### Task material
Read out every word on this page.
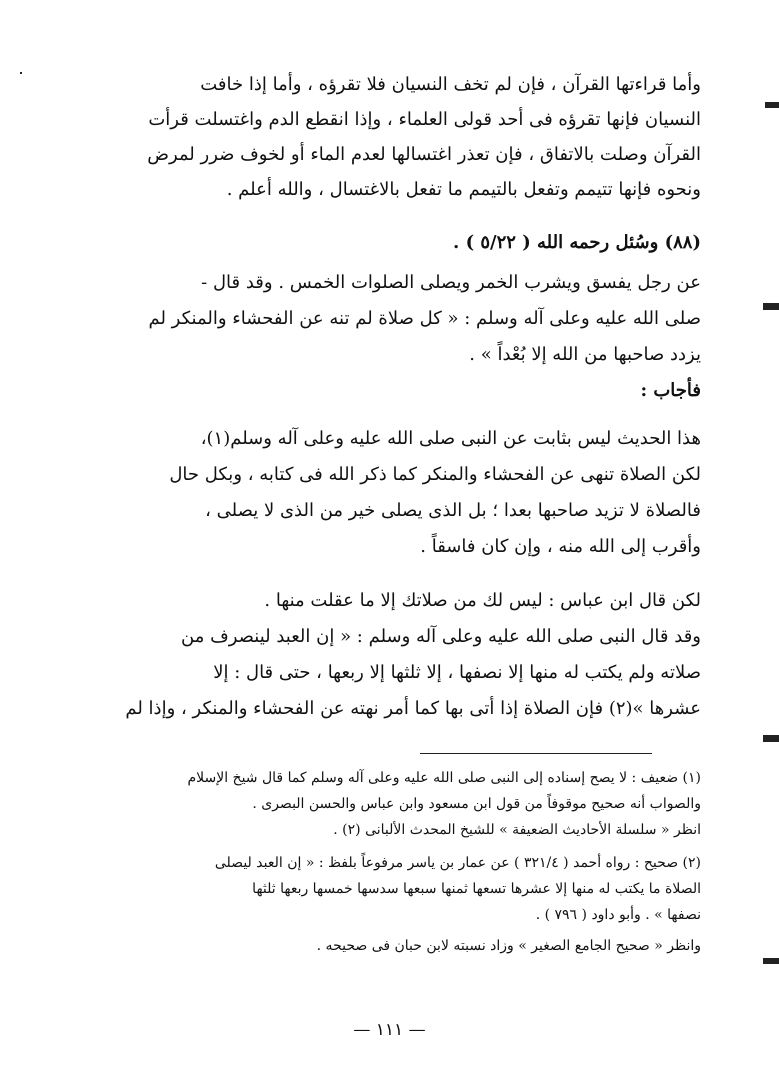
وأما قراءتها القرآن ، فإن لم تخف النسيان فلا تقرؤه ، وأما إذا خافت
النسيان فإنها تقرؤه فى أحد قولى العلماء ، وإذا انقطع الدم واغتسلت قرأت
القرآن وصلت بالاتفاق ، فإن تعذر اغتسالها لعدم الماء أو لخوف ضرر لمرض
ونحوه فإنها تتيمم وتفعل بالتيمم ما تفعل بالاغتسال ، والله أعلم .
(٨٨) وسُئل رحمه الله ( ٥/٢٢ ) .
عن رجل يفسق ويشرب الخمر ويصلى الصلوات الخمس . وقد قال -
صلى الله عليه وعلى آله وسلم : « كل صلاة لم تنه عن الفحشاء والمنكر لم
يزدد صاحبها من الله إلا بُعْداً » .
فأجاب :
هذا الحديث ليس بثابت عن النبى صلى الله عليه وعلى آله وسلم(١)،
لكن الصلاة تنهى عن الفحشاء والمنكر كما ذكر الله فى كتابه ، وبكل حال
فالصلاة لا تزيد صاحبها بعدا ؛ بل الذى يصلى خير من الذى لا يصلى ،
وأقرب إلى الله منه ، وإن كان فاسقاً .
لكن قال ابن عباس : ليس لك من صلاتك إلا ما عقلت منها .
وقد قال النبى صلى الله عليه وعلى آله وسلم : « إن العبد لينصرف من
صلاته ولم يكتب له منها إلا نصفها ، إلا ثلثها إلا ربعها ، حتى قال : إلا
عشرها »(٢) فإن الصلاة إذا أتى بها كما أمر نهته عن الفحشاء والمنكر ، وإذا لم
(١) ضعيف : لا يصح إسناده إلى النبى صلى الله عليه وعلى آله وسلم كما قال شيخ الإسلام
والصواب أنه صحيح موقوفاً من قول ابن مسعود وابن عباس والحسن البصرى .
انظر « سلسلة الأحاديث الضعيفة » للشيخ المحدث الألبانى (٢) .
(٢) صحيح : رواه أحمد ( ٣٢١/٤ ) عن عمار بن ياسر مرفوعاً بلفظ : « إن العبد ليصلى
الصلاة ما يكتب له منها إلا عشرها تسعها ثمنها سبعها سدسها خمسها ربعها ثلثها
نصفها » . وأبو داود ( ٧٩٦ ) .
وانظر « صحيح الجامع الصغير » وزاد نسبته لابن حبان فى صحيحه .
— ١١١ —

### Exercise objective
Pull out each line of the entries that contains "عليه".

### Correct output
صلى الله عليه وعلى آله وسلم : « كل صلاة لم تنه عن الفحشاء والمنكر لم
هذا الحديث ليس بثابت عن النبى صلى الله عليه وعلى آله وسلم(١)،
وقد قال النبى صلى الله عليه وعلى آله وسلم : « إن العبد لينصرف من
(١) ضعيف : لا يصح إسناده إلى النبى صلى الله عليه وعلى آله وسلم كما قال شيخ الإسلام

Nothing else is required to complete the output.